◆ Exercise objective ◆
Please write out the material below exactly as given.

(Records excerpted from a collection)
+-------+

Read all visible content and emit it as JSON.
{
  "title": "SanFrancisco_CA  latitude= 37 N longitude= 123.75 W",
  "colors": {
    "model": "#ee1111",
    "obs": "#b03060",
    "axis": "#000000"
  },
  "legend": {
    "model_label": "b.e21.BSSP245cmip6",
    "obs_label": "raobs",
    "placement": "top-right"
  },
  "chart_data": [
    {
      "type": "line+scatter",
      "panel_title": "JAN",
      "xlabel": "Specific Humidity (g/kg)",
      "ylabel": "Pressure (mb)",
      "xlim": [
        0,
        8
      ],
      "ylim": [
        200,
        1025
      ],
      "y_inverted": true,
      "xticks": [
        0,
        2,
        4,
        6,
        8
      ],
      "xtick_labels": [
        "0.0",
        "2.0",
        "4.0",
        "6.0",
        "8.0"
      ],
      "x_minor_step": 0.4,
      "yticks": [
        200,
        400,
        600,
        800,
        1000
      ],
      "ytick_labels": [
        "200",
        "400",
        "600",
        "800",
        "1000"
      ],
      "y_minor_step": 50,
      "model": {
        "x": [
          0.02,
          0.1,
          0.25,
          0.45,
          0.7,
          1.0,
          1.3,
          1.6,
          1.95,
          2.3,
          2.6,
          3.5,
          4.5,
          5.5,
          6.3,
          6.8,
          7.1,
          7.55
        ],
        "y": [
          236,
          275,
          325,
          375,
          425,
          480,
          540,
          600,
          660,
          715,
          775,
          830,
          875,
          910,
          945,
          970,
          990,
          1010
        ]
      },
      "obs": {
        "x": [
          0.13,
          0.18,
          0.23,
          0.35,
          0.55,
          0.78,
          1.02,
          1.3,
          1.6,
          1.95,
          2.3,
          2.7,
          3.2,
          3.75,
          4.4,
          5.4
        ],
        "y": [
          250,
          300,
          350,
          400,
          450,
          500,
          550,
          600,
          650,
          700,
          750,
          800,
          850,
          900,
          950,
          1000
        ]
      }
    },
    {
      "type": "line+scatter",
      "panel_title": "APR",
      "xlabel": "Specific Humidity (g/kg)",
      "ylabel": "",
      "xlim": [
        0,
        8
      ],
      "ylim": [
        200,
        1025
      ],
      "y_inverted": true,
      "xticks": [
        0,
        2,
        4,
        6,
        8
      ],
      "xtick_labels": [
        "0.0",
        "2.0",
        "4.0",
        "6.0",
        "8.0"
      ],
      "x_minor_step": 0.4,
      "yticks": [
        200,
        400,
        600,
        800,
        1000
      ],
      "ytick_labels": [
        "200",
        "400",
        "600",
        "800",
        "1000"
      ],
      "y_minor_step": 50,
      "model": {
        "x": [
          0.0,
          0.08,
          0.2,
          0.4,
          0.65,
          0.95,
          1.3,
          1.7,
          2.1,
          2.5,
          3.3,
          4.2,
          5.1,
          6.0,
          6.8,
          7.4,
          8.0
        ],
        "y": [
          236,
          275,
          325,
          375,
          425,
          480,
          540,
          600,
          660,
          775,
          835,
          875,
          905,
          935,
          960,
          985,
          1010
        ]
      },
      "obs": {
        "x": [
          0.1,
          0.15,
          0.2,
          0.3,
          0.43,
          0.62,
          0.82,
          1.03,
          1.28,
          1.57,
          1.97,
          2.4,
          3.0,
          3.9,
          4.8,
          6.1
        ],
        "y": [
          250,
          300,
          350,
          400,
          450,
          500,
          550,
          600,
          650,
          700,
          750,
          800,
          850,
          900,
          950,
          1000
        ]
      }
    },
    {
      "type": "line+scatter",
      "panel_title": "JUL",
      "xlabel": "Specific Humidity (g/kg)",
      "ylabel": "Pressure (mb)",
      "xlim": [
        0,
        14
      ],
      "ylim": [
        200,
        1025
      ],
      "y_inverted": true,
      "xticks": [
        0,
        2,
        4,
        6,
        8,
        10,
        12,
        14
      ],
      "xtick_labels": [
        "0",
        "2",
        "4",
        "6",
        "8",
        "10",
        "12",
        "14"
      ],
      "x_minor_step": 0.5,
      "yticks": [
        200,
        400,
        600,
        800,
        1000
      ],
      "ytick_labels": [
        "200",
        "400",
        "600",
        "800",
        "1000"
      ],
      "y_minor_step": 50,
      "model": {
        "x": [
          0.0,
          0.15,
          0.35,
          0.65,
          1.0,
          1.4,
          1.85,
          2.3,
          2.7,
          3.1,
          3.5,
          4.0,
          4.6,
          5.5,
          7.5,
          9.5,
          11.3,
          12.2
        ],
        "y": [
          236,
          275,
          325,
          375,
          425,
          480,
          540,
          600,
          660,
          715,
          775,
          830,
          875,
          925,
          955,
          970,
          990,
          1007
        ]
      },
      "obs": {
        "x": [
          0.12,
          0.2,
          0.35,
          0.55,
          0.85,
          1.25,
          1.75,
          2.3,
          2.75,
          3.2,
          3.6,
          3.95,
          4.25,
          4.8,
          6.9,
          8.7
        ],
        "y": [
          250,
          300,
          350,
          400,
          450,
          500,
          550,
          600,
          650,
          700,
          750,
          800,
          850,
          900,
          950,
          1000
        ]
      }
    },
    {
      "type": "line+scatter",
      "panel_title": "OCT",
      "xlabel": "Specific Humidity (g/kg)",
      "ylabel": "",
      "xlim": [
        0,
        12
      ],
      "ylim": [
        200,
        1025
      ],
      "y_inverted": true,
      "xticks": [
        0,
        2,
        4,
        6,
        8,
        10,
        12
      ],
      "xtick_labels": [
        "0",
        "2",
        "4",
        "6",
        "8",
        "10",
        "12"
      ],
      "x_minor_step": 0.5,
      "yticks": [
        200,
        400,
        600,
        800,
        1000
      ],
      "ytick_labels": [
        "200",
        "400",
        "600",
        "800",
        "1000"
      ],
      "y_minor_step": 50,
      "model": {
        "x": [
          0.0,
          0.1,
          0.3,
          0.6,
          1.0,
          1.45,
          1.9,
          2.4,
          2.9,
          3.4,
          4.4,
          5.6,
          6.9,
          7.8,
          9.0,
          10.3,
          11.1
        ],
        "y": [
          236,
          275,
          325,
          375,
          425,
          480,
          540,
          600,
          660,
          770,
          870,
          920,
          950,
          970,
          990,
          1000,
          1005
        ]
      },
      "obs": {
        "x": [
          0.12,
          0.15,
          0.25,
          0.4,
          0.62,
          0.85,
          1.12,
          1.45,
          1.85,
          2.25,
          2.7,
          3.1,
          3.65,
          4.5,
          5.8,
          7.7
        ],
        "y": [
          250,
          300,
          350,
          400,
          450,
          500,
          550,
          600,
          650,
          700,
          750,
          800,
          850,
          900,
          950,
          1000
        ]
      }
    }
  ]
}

+-------+

◆ Task answer ◆
Read all visible content and emit it as JSON.
{
  "title": "SanFrancisco_CA  latitude= 37 N longitude= 123.75 W",
  "colors": {
    "model": "#ee1111",
    "obs": "#b03060",
    "axis": "#000000"
  },
  "legend": {
    "model_label": "b.e21.BSSP245cmip6",
    "obs_label": "raobs",
    "placement": "top-right"
  },
  "chart_data": [
    {
      "type": "line+scatter",
      "panel_title": "JAN",
      "xlabel": "Specific Humidity (g/kg)",
      "ylabel": "Pressure (mb)",
      "xlim": [
        0,
        8
      ],
      "ylim": [
        200,
        1025
      ],
      "y_inverted": true,
      "xticks": [
        0,
        2,
        4,
        6,
        8
      ],
      "xtick_labels": [
        "0.0",
        "2.0",
        "4.0",
        "6.0",
        "8.0"
      ],
      "x_minor_step": 0.4,
      "yticks": [
        200,
        400,
        600,
        800,
        1000
      ],
      "ytick_labels": [
        "200",
        "400",
        "600",
        "800",
        "1000"
      ],
      "y_minor_step": 50,
      "model": {
        "x": [
          0.02,
          0.1,
          0.25,
          0.45,
          0.7,
          1.0,
          1.3,
          1.6,
          1.95,
          2.3,
          2.6,
          3.5,
          4.5,
          5.5,
          6.3,
          6.8,
          7.1,
          7.55
        ],
        "y": [
          236,
          275,
          325,
          375,
          425,
          480,
          540,
          600,
          660,
          715,
          775,
          830,
          875,
          910,
          945,
          970,
          990,
          1010
        ]
      },
      "obs": {
        "x": [
          0.13,
          0.18,
          0.23,
          0.35,
          0.55,
          0.78,
          1.02,
          1.3,
          1.6,
          1.95,
          2.3,
          2.7,
          3.2,
          3.75,
          4.4,
          5.4
        ],
        "y": [
          250,
          300,
          350,
          400,
          450,
          500,
          550,
          600,
          650,
          700,
          750,
          800,
          850,
          900,
          950,
          1000
        ]
      }
    },
    {
      "type": "line+scatter",
      "panel_title": "APR",
      "xlabel": "Specific Humidity (g/kg)",
      "ylabel": "",
      "xlim": [
        0,
        8
      ],
      "ylim": [
        200,
        1025
      ],
      "y_inverted": true,
      "xticks": [
        0,
        2,
        4,
        6,
        8
      ],
      "xtick_labels": [
        "0.0",
        "2.0",
        "4.0",
        "6.0",
        "8.0"
      ],
      "x_minor_step": 0.4,
      "yticks": [
        200,
        400,
        600,
        800,
        1000
      ],
      "ytick_labels": [
        "200",
        "400",
        "600",
        "800",
        "1000"
      ],
      "y_minor_step": 50,
      "model": {
        "x": [
          0.0,
          0.08,
          0.2,
          0.4,
          0.65,
          0.95,
          1.3,
          1.7,
          2.1,
          2.5,
          3.3,
          4.2,
          5.1,
          6.0,
          6.8,
          7.4,
          8.0
        ],
        "y": [
          236,
          275,
          325,
          375,
          425,
          480,
          540,
          600,
          660,
          775,
          835,
          875,
          905,
          935,
          960,
          985,
          1010
        ]
      },
      "obs": {
        "x": [
          0.1,
          0.15,
          0.2,
          0.3,
          0.43,
          0.62,
          0.82,
          1.03,
          1.28,
          1.57,
          1.97,
          2.4,
          3.0,
          3.9,
          4.8,
          6.1
        ],
        "y": [
          250,
          300,
          350,
          400,
          450,
          500,
          550,
          600,
          650,
          700,
          750,
          800,
          850,
          900,
          950,
          1000
        ]
      }
    },
    {
      "type": "line+scatter",
      "panel_title": "JUL",
      "xlabel": "Specific Humidity (g/kg)",
      "ylabel": "Pressure (mb)",
      "xlim": [
        0,
        14
      ],
      "ylim": [
        200,
        1025
      ],
      "y_inverted": true,
      "xticks": [
        0,
        2,
        4,
        6,
        8,
        10,
        12,
        14
      ],
      "xtick_labels": [
        "0",
        "2",
        "4",
        "6",
        "8",
        "10",
        "12",
        "14"
      ],
      "x_minor_step": 0.5,
      "yticks": [
        200,
        400,
        600,
        800,
        1000
      ],
      "ytick_labels": [
        "200",
        "400",
        "600",
        "800",
        "1000"
      ],
      "y_minor_step": 50,
      "model": {
        "x": [
          0.0,
          0.15,
          0.35,
          0.65,
          1.0,
          1.4,
          1.85,
          2.3,
          2.7,
          3.1,
          3.5,
          4.0,
          4.6,
          5.5,
          7.5,
          9.5,
          11.3,
          12.2
        ],
        "y": [
          236,
          275,
          325,
          375,
          425,
          480,
          540,
          600,
          660,
          715,
          775,
          830,
          875,
          925,
          955,
          970,
          990,
          1007
        ]
      },
      "obs": {
        "x": [
          0.12,
          0.2,
          0.35,
          0.55,
          0.85,
          1.25,
          1.75,
          2.3,
          2.75,
          3.2,
          3.6,
          3.95,
          4.25,
          4.8,
          6.9,
          8.7
        ],
        "y": [
          250,
          300,
          350,
          400,
          450,
          500,
          550,
          600,
          650,
          700,
          750,
          800,
          850,
          900,
          950,
          1000
        ]
      }
    },
    {
      "type": "line+scatter",
      "panel_title": "OCT",
      "xlabel": "Specific Humidity (g/kg)",
      "ylabel": "",
      "xlim": [
        0,
        12
      ],
      "ylim": [
        200,
        1025
      ],
      "y_inverted": true,
      "xticks": [
        0,
        2,
        4,
        6,
        8,
        10,
        12
      ],
      "xtick_labels": [
        "0",
        "2",
        "4",
        "6",
        "8",
        "10",
        "12"
      ],
      "x_minor_step": 0.5,
      "yticks": [
        200,
        400,
        600,
        800,
        1000
      ],
      "ytick_labels": [
        "200",
        "400",
        "600",
        "800",
        "1000"
      ],
      "y_minor_step": 50,
      "model": {
        "x": [
          0.0,
          0.1,
          0.3,
          0.6,
          1.0,
          1.45,
          1.9,
          2.4,
          2.9,
          3.4,
          4.4,
          5.6,
          6.9,
          7.8,
          9.0,
          10.3,
          11.1
        ],
        "y": [
          236,
          275,
          325,
          375,
          425,
          480,
          540,
          600,
          660,
          770,
          870,
          920,
          950,
          970,
          990,
          1000,
          1005
        ]
      },
      "obs": {
        "x": [
          0.12,
          0.15,
          0.25,
          0.4,
          0.62,
          0.85,
          1.12,
          1.45,
          1.85,
          2.25,
          2.7,
          3.1,
          3.65,
          4.5,
          5.8,
          7.7
        ],
        "y": [
          250,
          300,
          350,
          400,
          450,
          500,
          550,
          600,
          650,
          700,
          750,
          800,
          850,
          900,
          950,
          1000
        ]
      }
    }
  ]
}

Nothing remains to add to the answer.